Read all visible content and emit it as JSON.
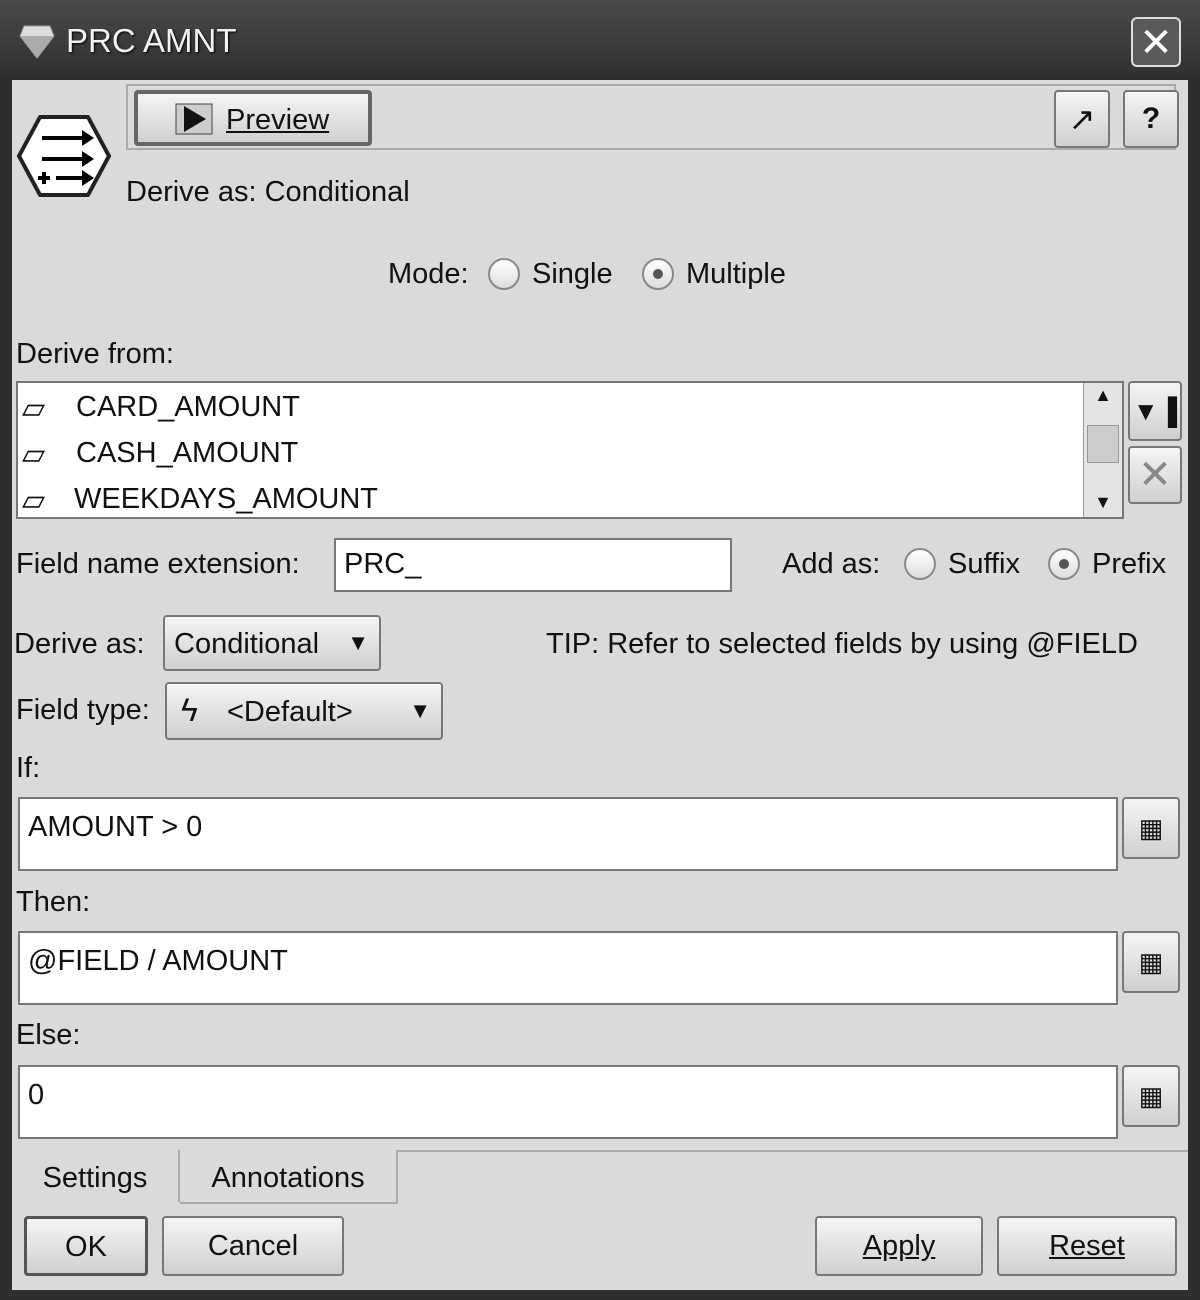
{
  "window": {
    "title": "PRC AMNT",
    "close_icon": "close-icon"
  },
  "toolbar": {
    "preview_label": "Preview",
    "preview_icon": "film-play-icon",
    "expand_icon": "arrow-up-right-icon",
    "help_icon": "question-mark-icon"
  },
  "node_icon": "derive-node-icon",
  "header": {
    "derive_summary": "Derive as: Conditional"
  },
  "mode": {
    "label": "Mode:",
    "options": [
      {
        "label": "Single",
        "selected": false
      },
      {
        "label": "Multiple",
        "selected": true
      }
    ]
  },
  "derive_from": {
    "label": "Derive from:",
    "items": [
      "CARD_AMOUNT",
      "CASH_AMOUNT",
      "WEEKDAYS_AMOUNT"
    ],
    "item_icon": "ruler-icon",
    "pick_icon": "field-picker-icon",
    "delete_icon": "delete-x-icon"
  },
  "extension": {
    "label": "Field name extension:",
    "value": "PRC_"
  },
  "add_as": {
    "label": "Add as:",
    "options": [
      {
        "label": "Suffix",
        "selected": false
      },
      {
        "label": "Prefix",
        "selected": true
      }
    ]
  },
  "derive_as": {
    "label": "Derive as:",
    "value": "Conditional"
  },
  "tip": "TIP: Refer to selected fields by using @FIELD",
  "field_type": {
    "label": "Field type:",
    "value": "<Default>",
    "icon": "lightning-icon"
  },
  "if": {
    "label": "If:",
    "value": "AMOUNT > 0"
  },
  "then": {
    "label": "Then:",
    "value": "@FIELD / AMOUNT"
  },
  "else": {
    "label": "Else:",
    "value": "0"
  },
  "tabs": [
    {
      "label": "Settings",
      "active": true
    },
    {
      "label": "Annotations",
      "active": false
    }
  ],
  "buttons": {
    "ok": "OK",
    "cancel": "Cancel",
    "apply": "Apply",
    "reset": "Reset"
  }
}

SHORT PROBLEM: The records above need to be restated word for word, with the pictures left out.

EXERCISE SOLUTION:
Read all visible content and emit it as JSON.
{
  "window": {
    "title": "PRC AMNT",
    "close_icon": "close-icon"
  },
  "toolbar": {
    "preview_label": "Preview",
    "preview_icon": "film-play-icon",
    "expand_icon": "arrow-up-right-icon",
    "help_icon": "question-mark-icon"
  },
  "node_icon": "derive-node-icon",
  "header": {
    "derive_summary": "Derive as: Conditional"
  },
  "mode": {
    "label": "Mode:",
    "options": [
      {
        "label": "Single",
        "selected": false
      },
      {
        "label": "Multiple",
        "selected": true
      }
    ]
  },
  "derive_from": {
    "label": "Derive from:",
    "items": [
      "CARD_AMOUNT",
      "CASH_AMOUNT",
      "WEEKDAYS_AMOUNT"
    ],
    "item_icon": "ruler-icon",
    "pick_icon": "field-picker-icon",
    "delete_icon": "delete-x-icon"
  },
  "extension": {
    "label": "Field name extension:",
    "value": "PRC_"
  },
  "add_as": {
    "label": "Add as:",
    "options": [
      {
        "label": "Suffix",
        "selected": false
      },
      {
        "label": "Prefix",
        "selected": true
      }
    ]
  },
  "derive_as": {
    "label": "Derive as:",
    "value": "Conditional"
  },
  "tip": "TIP: Refer to selected fields by using @FIELD",
  "field_type": {
    "label": "Field type:",
    "value": "<Default>",
    "icon": "lightning-icon"
  },
  "if": {
    "label": "If:",
    "value": "AMOUNT > 0"
  },
  "then": {
    "label": "Then:",
    "value": "@FIELD / AMOUNT"
  },
  "else": {
    "label": "Else:",
    "value": "0"
  },
  "tabs": [
    {
      "label": "Settings",
      "active": true
    },
    {
      "label": "Annotations",
      "active": false
    }
  ],
  "buttons": {
    "ok": "OK",
    "cancel": "Cancel",
    "apply": "Apply",
    "reset": "Reset"
  }
}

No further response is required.